Your answer should be a single number: the count of lines containing the string "this".
───
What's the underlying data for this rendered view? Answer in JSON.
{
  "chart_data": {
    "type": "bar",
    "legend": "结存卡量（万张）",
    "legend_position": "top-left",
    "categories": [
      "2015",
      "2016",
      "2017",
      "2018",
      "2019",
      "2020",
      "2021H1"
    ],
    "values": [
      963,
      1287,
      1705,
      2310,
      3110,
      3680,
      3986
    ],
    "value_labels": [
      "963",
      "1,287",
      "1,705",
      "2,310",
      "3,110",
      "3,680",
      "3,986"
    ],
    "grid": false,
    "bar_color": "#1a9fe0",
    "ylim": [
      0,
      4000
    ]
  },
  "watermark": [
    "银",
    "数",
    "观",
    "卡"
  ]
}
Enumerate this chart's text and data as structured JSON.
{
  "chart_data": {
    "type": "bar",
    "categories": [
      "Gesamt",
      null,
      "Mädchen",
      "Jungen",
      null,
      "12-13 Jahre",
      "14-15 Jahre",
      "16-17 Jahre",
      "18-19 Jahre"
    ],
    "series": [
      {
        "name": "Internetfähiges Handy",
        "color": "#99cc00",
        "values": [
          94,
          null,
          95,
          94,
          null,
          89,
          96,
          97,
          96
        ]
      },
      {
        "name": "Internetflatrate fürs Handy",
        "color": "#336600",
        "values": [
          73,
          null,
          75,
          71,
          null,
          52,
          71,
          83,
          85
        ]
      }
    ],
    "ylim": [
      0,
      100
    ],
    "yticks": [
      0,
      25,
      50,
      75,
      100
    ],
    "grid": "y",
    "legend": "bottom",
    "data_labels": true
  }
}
───
THE COMPLETED TASK | 2